▶ [What is being asked]: Return each line holding the string "emit".

▶ [Supplied records]:
━━━━

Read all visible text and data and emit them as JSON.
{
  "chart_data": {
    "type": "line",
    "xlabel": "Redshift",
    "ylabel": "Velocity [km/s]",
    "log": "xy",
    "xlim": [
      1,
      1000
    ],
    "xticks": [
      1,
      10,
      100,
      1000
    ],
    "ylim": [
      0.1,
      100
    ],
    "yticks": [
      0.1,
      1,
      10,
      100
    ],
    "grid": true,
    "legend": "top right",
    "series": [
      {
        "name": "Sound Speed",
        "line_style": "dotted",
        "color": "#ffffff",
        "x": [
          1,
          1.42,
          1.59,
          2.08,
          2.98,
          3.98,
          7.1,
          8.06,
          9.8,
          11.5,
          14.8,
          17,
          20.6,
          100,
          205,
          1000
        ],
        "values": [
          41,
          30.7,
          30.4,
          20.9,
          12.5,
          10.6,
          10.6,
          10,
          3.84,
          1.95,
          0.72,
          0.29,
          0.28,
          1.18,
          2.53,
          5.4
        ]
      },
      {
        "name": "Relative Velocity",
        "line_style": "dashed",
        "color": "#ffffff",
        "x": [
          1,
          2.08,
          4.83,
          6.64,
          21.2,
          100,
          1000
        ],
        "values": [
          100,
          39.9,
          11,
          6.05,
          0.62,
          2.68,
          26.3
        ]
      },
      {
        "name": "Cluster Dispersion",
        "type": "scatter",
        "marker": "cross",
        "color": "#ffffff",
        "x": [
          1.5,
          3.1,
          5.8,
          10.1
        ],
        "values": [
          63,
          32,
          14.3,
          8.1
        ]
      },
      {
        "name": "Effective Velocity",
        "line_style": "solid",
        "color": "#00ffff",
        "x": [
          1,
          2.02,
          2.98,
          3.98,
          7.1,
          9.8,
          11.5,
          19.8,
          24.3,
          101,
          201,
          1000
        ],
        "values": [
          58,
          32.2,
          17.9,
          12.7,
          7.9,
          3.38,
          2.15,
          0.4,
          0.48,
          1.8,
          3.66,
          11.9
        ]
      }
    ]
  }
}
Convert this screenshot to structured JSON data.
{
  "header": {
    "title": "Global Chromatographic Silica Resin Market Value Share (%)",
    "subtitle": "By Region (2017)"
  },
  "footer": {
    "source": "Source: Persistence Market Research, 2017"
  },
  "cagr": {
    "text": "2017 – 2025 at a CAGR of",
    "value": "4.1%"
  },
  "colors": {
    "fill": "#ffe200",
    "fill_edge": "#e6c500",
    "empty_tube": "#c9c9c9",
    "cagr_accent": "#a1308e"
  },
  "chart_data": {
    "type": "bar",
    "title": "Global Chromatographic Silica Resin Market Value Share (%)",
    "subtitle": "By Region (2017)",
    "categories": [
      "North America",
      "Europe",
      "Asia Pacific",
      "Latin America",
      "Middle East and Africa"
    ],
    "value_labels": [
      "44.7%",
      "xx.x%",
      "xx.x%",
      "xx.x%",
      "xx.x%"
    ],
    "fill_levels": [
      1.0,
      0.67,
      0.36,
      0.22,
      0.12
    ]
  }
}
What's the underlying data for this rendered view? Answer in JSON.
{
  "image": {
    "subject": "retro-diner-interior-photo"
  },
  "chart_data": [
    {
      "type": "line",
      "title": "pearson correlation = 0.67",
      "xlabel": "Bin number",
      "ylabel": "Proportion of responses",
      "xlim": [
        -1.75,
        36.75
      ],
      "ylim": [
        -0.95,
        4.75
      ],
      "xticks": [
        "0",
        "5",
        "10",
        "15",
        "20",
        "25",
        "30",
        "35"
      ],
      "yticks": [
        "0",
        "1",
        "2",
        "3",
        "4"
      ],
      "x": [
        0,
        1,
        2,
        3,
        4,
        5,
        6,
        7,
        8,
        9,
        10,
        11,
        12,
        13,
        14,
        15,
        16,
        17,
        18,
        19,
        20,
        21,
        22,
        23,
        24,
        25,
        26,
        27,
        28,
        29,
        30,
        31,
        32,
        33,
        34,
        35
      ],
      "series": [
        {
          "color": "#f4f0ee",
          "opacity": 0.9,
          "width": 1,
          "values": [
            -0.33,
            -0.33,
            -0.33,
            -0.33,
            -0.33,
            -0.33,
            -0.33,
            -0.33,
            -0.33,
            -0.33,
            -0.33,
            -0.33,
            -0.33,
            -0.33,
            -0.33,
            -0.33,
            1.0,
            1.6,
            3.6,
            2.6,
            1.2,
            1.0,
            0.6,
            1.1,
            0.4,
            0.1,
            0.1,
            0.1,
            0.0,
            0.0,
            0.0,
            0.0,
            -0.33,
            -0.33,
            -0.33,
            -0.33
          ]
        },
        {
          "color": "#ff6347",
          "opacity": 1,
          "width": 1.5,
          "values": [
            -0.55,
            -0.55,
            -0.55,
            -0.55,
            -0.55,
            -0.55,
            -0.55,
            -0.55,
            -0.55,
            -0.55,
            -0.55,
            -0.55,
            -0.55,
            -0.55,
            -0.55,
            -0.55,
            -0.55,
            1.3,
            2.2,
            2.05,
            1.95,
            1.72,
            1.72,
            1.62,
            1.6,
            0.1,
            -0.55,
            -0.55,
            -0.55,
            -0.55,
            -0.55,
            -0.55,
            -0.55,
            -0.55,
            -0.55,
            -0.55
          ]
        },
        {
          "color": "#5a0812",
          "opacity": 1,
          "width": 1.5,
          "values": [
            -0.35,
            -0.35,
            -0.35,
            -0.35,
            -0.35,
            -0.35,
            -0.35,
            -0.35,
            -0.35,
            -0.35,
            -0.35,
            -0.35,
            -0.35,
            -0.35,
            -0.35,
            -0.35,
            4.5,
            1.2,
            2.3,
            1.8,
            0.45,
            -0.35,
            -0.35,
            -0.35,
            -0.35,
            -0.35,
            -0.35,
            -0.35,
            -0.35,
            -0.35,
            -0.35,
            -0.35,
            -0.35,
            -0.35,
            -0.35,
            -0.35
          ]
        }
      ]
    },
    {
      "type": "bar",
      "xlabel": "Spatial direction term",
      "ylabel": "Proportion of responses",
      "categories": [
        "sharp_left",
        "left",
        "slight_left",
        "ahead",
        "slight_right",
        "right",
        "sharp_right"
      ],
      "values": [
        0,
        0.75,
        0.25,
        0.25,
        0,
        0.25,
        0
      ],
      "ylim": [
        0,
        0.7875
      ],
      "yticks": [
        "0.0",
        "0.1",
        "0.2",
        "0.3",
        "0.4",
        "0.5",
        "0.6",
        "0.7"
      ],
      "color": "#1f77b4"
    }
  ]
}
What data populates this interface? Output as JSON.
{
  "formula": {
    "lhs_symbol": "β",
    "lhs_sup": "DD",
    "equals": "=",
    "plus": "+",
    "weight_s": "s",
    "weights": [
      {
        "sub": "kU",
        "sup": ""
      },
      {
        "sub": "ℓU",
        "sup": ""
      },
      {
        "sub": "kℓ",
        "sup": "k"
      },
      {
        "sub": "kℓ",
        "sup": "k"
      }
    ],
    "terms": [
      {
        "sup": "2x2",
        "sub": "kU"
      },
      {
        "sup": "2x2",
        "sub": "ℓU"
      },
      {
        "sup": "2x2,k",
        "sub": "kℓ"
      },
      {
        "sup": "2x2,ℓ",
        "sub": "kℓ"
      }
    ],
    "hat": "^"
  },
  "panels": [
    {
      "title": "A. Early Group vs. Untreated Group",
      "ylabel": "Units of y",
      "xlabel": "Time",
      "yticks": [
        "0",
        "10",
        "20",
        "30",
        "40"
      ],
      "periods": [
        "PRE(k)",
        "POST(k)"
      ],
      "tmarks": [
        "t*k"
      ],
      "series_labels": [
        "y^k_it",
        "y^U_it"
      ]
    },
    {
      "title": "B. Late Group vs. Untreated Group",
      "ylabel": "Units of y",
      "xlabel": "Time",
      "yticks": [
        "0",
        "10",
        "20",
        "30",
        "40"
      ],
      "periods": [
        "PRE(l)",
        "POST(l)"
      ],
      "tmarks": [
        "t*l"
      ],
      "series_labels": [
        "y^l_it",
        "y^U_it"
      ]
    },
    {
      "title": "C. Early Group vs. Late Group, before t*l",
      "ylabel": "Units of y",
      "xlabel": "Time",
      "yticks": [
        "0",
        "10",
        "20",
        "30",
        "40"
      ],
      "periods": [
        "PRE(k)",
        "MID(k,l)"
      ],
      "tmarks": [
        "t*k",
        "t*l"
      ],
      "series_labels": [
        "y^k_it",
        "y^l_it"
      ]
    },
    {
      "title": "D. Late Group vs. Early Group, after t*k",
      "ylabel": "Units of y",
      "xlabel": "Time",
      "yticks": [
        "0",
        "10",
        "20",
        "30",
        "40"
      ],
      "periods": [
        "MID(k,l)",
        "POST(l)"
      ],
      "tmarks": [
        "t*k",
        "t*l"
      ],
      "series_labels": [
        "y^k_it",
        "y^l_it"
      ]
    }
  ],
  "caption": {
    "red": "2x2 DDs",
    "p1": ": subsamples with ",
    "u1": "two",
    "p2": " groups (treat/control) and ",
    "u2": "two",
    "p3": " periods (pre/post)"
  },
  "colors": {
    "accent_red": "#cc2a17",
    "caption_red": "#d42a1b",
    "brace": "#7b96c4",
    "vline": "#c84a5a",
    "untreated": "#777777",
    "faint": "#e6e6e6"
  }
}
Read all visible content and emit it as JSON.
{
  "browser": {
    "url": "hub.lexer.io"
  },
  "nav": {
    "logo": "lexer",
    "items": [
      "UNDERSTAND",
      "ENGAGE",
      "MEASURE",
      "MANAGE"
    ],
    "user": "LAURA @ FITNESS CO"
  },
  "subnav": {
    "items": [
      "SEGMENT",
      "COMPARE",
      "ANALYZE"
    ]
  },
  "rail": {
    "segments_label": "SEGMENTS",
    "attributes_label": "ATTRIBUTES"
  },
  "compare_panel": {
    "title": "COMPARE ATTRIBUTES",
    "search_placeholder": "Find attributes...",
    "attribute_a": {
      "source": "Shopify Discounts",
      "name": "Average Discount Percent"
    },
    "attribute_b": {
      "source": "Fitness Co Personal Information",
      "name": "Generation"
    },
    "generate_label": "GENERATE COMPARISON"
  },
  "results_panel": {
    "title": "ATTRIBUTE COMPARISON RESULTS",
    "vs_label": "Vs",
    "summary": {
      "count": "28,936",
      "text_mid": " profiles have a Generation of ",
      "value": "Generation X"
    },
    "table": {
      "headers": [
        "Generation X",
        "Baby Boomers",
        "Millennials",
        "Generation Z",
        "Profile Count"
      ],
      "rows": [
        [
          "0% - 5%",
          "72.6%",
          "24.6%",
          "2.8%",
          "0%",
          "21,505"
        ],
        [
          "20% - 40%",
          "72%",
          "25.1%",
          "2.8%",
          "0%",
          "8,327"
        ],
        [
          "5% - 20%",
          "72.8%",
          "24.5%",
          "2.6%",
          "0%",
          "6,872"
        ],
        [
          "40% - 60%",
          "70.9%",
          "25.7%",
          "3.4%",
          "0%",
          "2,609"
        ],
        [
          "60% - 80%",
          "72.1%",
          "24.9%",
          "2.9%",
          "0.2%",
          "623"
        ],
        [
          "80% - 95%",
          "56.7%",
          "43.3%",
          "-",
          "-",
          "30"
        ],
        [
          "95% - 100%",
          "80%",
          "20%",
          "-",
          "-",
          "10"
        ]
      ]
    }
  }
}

━━━━

▶ [Result]:
Read all visible text and data and emit them as JSON.
Read all visible content and emit it as JSON.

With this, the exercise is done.